(begin)

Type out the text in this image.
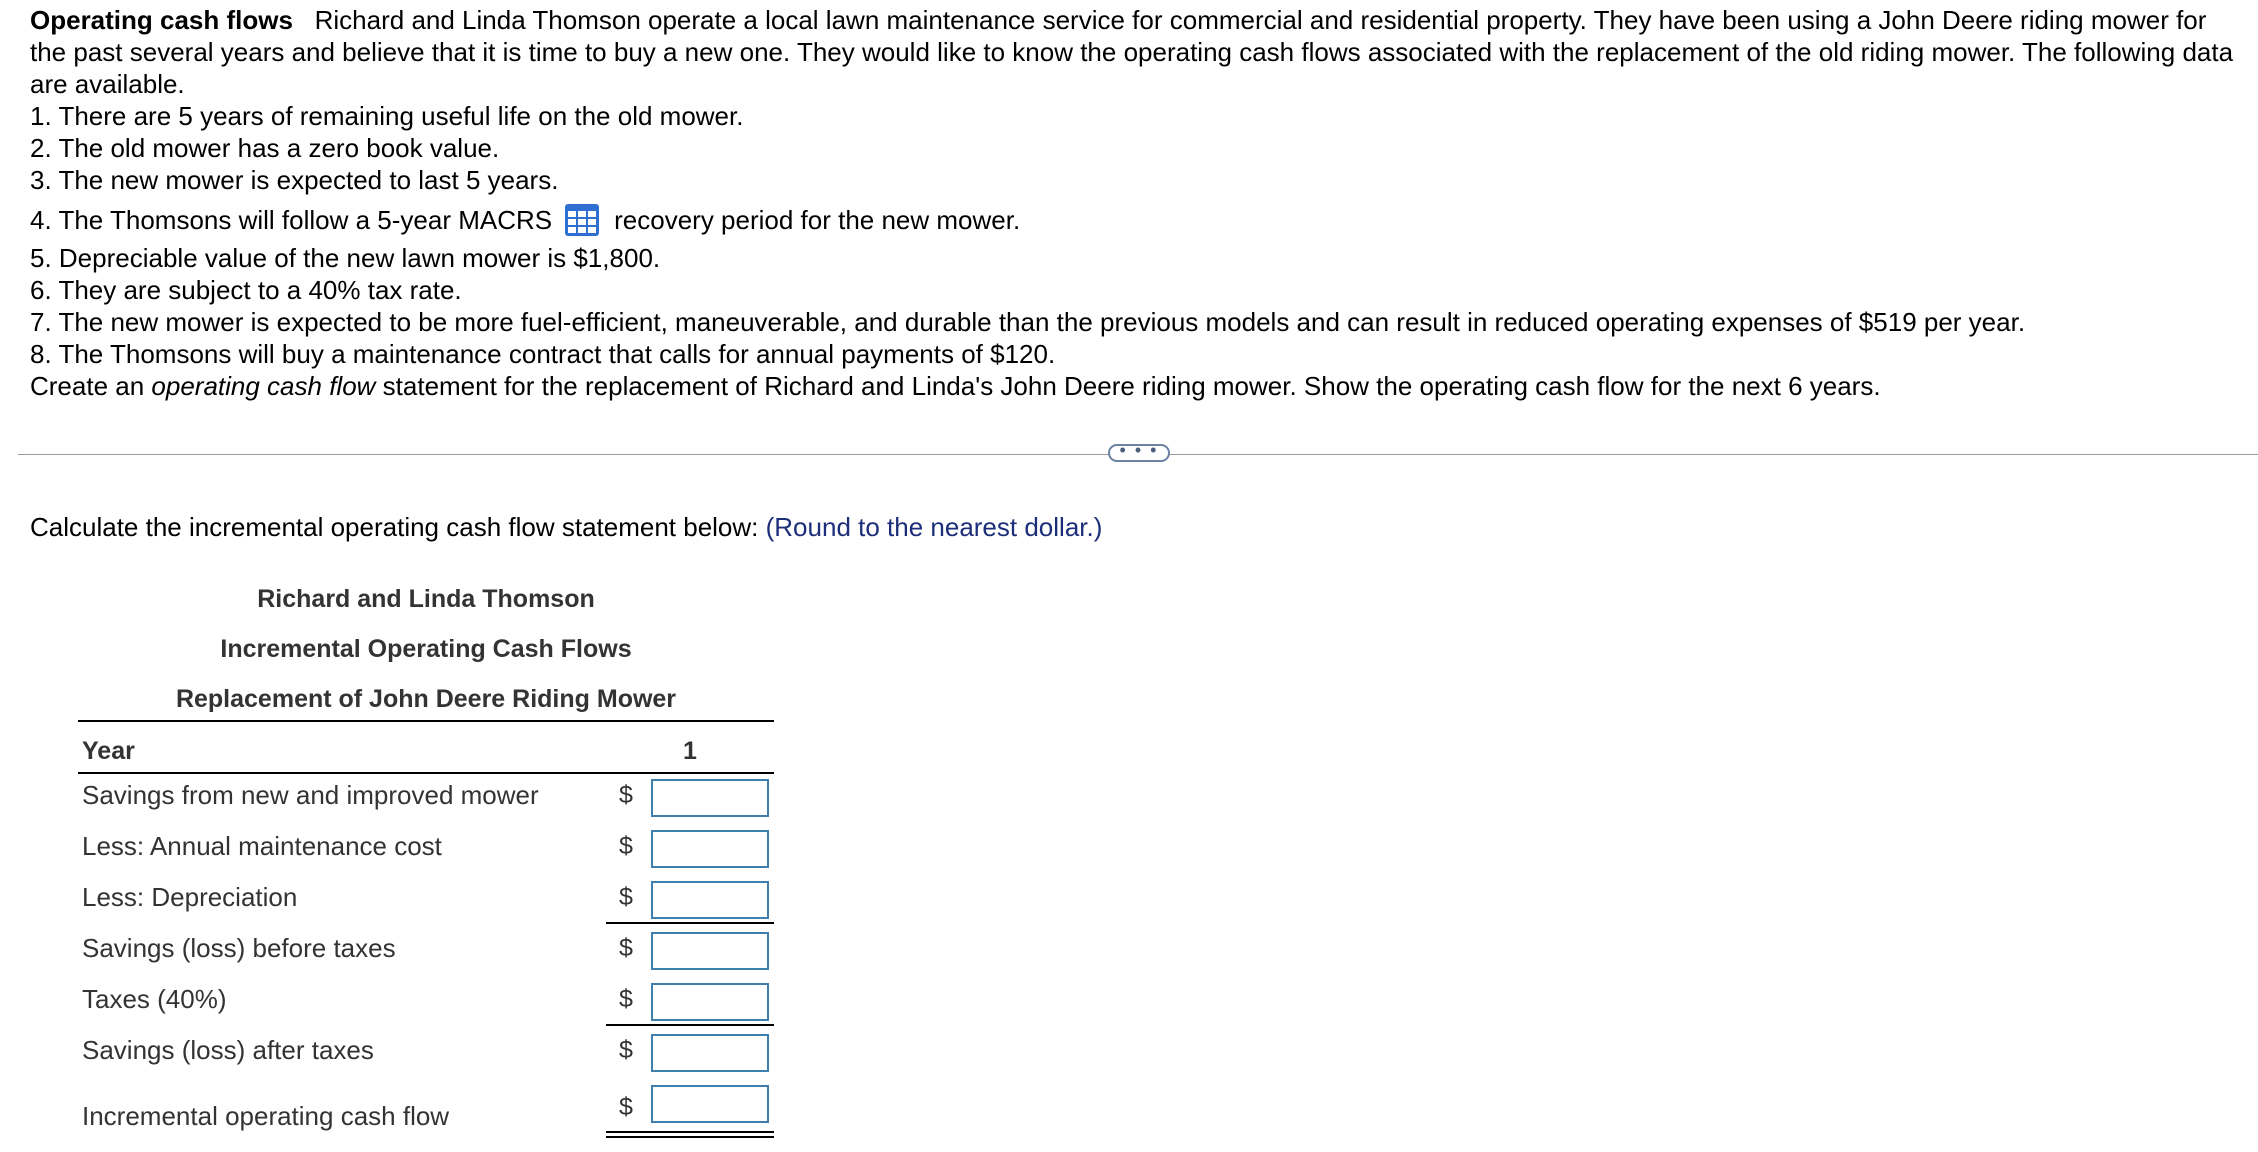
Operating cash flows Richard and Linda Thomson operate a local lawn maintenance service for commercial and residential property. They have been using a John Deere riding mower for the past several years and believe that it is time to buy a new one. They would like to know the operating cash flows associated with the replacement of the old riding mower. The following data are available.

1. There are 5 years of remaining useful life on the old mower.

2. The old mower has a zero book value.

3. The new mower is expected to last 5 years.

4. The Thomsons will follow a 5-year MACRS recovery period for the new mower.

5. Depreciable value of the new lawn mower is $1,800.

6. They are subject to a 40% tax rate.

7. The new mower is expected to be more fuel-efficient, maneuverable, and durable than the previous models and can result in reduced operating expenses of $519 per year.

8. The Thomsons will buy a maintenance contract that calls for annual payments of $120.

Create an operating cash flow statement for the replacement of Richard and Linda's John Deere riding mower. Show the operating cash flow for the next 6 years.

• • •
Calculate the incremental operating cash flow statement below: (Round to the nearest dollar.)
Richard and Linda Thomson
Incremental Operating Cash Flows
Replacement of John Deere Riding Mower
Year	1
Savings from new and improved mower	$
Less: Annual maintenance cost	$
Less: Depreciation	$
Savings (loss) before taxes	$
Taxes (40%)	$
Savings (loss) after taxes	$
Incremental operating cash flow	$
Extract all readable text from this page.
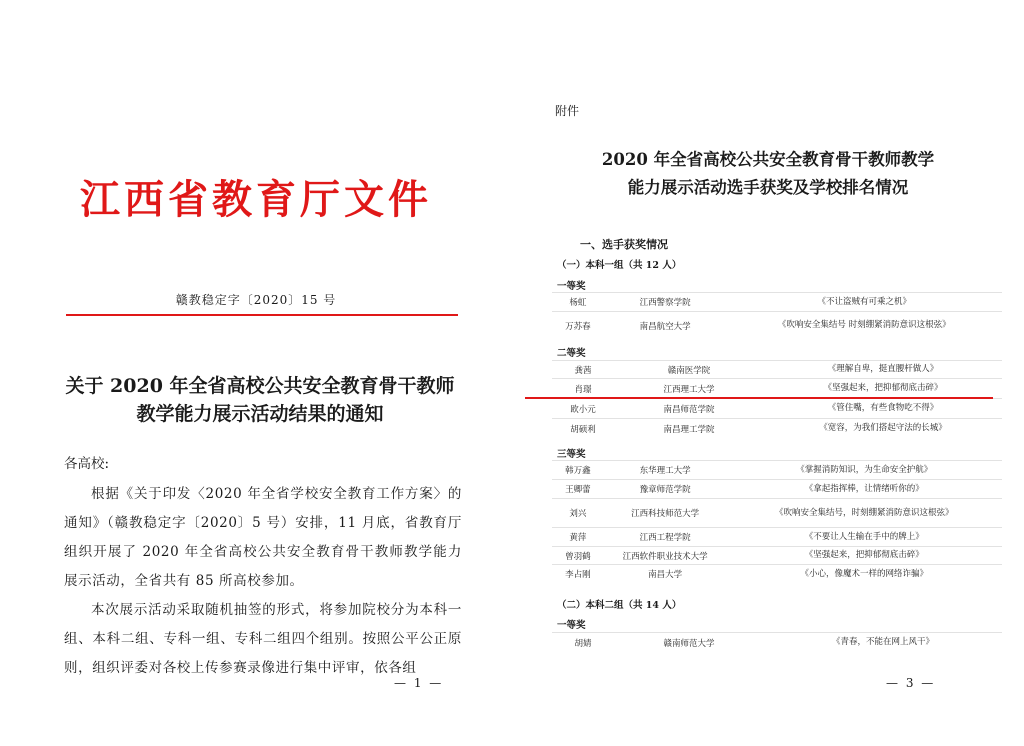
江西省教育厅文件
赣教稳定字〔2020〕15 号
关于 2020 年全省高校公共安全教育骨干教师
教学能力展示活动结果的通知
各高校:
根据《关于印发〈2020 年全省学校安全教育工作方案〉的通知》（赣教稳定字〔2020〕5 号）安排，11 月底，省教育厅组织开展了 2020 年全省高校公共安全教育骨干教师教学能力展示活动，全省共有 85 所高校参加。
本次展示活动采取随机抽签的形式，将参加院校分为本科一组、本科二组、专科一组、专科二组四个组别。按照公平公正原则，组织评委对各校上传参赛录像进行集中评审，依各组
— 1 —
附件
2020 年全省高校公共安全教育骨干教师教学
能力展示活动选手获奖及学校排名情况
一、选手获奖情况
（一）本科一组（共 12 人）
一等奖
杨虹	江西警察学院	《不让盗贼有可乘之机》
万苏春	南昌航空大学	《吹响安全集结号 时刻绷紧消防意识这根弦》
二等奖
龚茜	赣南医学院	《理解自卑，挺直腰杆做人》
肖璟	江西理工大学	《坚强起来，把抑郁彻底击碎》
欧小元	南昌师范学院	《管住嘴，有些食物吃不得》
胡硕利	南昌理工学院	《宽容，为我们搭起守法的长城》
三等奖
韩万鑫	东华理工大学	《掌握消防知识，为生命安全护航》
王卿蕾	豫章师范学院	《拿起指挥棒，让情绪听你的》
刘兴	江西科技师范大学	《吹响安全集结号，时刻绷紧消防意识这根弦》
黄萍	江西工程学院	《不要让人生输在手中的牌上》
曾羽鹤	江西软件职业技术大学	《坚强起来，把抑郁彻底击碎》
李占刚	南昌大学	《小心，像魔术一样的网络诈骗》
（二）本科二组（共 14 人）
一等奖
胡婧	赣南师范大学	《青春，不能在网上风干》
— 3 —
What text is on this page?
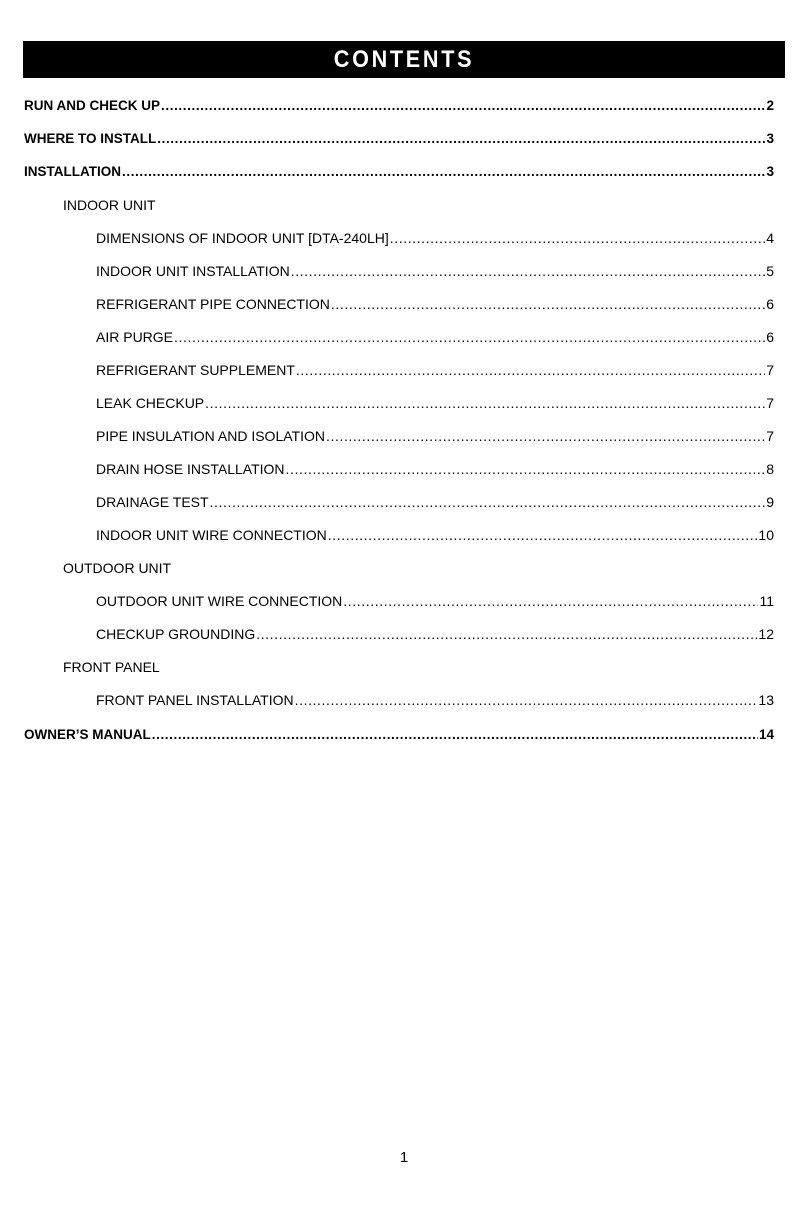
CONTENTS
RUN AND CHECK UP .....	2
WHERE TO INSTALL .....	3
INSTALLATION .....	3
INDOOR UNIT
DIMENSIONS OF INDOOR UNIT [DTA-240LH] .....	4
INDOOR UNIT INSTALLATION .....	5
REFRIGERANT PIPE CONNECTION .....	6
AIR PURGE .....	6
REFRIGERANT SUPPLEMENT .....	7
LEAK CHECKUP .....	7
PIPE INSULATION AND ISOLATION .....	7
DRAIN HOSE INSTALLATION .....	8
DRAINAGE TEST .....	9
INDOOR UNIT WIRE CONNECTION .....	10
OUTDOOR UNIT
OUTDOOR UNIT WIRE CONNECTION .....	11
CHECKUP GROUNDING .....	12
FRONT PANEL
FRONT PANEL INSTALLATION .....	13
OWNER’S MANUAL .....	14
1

(end)

PROMPT →
The line that contains "Extract all readable text from this page." begins the part to retype, and the last line of the records above ends it. Retype both and everything between, exactly, without the pictures.

EXERCISE RESULT →
Extract all readable text from this page.
江西省教育厅文件
赣教稳定字〔2020〕15 号
关于 2020 年全省高校公共安全教育骨干教师
教学能力展示活动结果的通知
各高校:
根据《关于印发〈2020 年全省学校安全教育工作方案〉的通知》（赣教稳定字〔2020〕5 号）安排，11 月底，省教育厅组织开展了 2020 年全省高校公共安全教育骨干教师教学能力展示活动，全省共有 85 所高校参加。
本次展示活动采取随机抽签的形式，将参加院校分为本科一组、本科二组、专科一组、专科二组四个组别。按照公平公正原则，组织评委对各校上传参赛录像进行集中评审，依各组
— 1 —
附件
2020 年全省高校公共安全教育骨干教师教学
能力展示活动选手获奖及学校排名情况
一、选手获奖情况
（一）本科一组（共 12 人）
一等奖
杨虹	江西警察学院	《不让盗贼有可乘之机》
万苏春	南昌航空大学	《吹响安全集结号 时刻绷紧消防意识这根弦》
二等奖
龚茜	赣南医学院	《理解自卑，挺直腰杆做人》
肖璟	江西理工大学	《坚强起来，把抑郁彻底击碎》
欧小元	南昌师范学院	《管住嘴，有些食物吃不得》
胡硕利	南昌理工学院	《宽容，为我们搭起守法的长城》
三等奖
韩万鑫	东华理工大学	《掌握消防知识，为生命安全护航》
王卿蕾	豫章师范学院	《拿起指挥棒，让情绪听你的》
刘兴	江西科技师范大学	《吹响安全集结号，时刻绷紧消防意识这根弦》
黄萍	江西工程学院	《不要让人生输在手中的牌上》
曾羽鹤	江西软件职业技术大学	《坚强起来，把抑郁彻底击碎》
李占刚	南昌大学	《小心，像魔术一样的网络诈骗》
（二）本科二组（共 14 人）
一等奖
胡婧	赣南师范大学	《青春，不能在网上风干》
— 3 —
What text is on this page?
CONTENTS
RUN AND CHECK UP .....	2
WHERE TO INSTALL .....	3
INSTALLATION .....	3
INDOOR UNIT
DIMENSIONS OF INDOOR UNIT [DTA-240LH] .....	4
INDOOR UNIT INSTALLATION .....	5
REFRIGERANT PIPE CONNECTION .....	6
AIR PURGE .....	6
REFRIGERANT SUPPLEMENT .....	7
LEAK CHECKUP .....	7
PIPE INSULATION AND ISOLATION .....	7
DRAIN HOSE INSTALLATION .....	8
DRAINAGE TEST .....	9
INDOOR UNIT WIRE CONNECTION .....	10
OUTDOOR UNIT
OUTDOOR UNIT WIRE CONNECTION .....	11
CHECKUP GROUNDING .....	12
FRONT PANEL
FRONT PANEL INSTALLATION .....	13
OWNER’S MANUAL .....	14
1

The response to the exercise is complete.